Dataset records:
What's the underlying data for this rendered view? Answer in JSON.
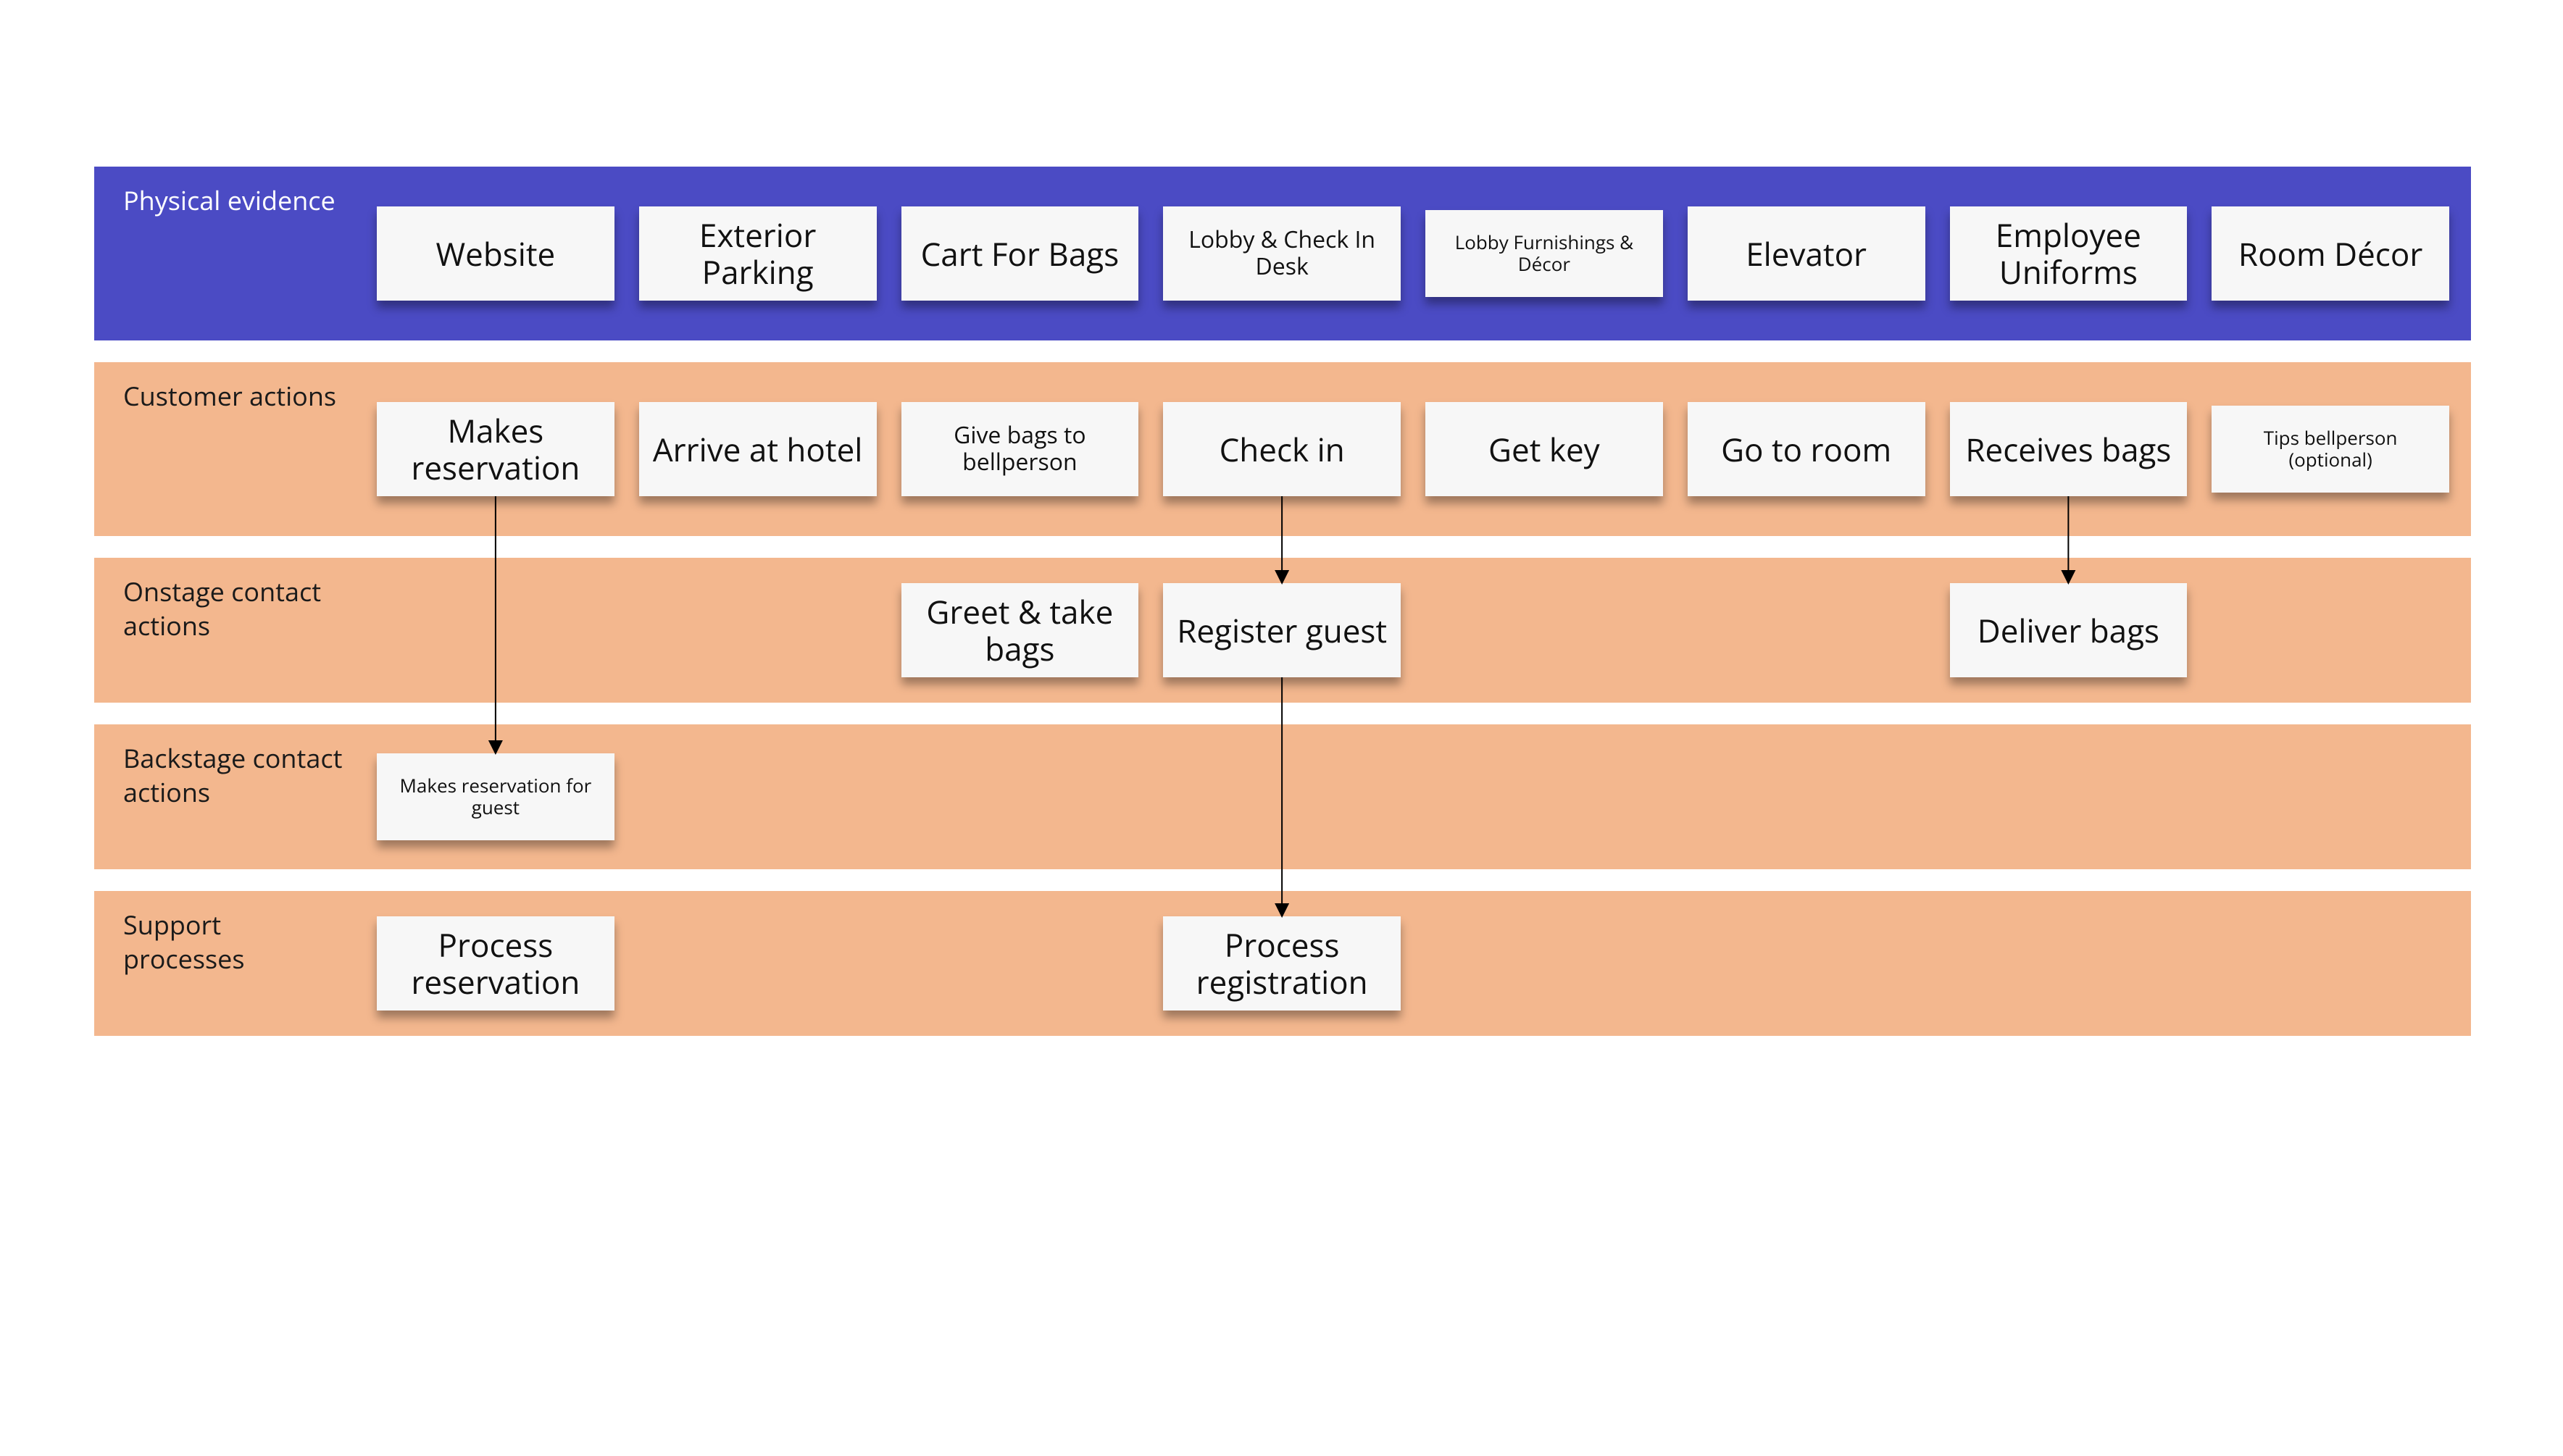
{
  "lanes": [
    {
      "id": "physical-evidence",
      "label": "Physical evidence",
      "bg": "purple",
      "labelLight": true,
      "cards": [
        {
          "text": "Website"
        },
        {
          "text": "Exterior Parking"
        },
        {
          "text": "Cart For Bags"
        },
        {
          "text": "Lobby & Check In Desk",
          "size": "sm"
        },
        {
          "text": "Lobby Furnishings & Décor",
          "size": "xs"
        },
        {
          "text": "Elevator"
        },
        {
          "text": "Employee Uniforms"
        },
        {
          "text": "Room Décor"
        }
      ]
    },
    {
      "id": "customer-actions",
      "label": "Customer actions",
      "bg": "peach",
      "cards": [
        {
          "text": "Makes reservation"
        },
        {
          "text": "Arrive at hotel"
        },
        {
          "text": "Give bags to bellperson",
          "size": "sm"
        },
        {
          "text": "Check in"
        },
        {
          "text": "Get key"
        },
        {
          "text": "Go to room"
        },
        {
          "text": "Receives bags"
        },
        {
          "text": "Tips bellperson (optional)",
          "size": "xs"
        }
      ]
    },
    {
      "id": "onstage-contact",
      "label": "Onstage contact actions",
      "bg": "peach",
      "cards": [
        {
          "empty": true
        },
        {
          "empty": true
        },
        {
          "text": "Greet & take bags"
        },
        {
          "text": "Register guest"
        },
        {
          "empty": true
        },
        {
          "empty": true
        },
        {
          "text": "Deliver bags"
        },
        {
          "empty": true
        }
      ]
    },
    {
      "id": "backstage-contact",
      "label": "Backstage contact actions",
      "bg": "peach",
      "cards": [
        {
          "text": "Makes reservation for guest",
          "size": "xs"
        },
        {
          "empty": true
        },
        {
          "empty": true
        },
        {
          "empty": true
        },
        {
          "empty": true
        },
        {
          "empty": true
        },
        {
          "empty": true
        },
        {
          "empty": true
        }
      ]
    },
    {
      "id": "support-processes",
      "label": "Support processes",
      "bg": "peach",
      "cards": [
        {
          "text": "Process reservation"
        },
        {
          "empty": true
        },
        {
          "empty": true
        },
        {
          "text": "Process registration"
        },
        {
          "empty": true
        },
        {
          "empty": true
        },
        {
          "empty": true
        },
        {
          "empty": true
        }
      ]
    }
  ],
  "connectors": [
    {
      "from": "customer-actions:0",
      "to": "backstage-contact:0"
    },
    {
      "from": "customer-actions:3",
      "to": "onstage-contact:3"
    },
    {
      "from": "onstage-contact:3",
      "to": "support-processes:3"
    },
    {
      "from": "customer-actions:6",
      "to": "onstage-contact:6"
    }
  ],
  "colors": {
    "purple": "#4b4bc4",
    "peach": "#f3b78e",
    "card": "#f7f7f7"
  }
}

Exercise goal :: Find the lines containing "Makes" and list every one of them.

Task response ::
          "text": "Makes reservation"
          "text": "Makes reservation for guest",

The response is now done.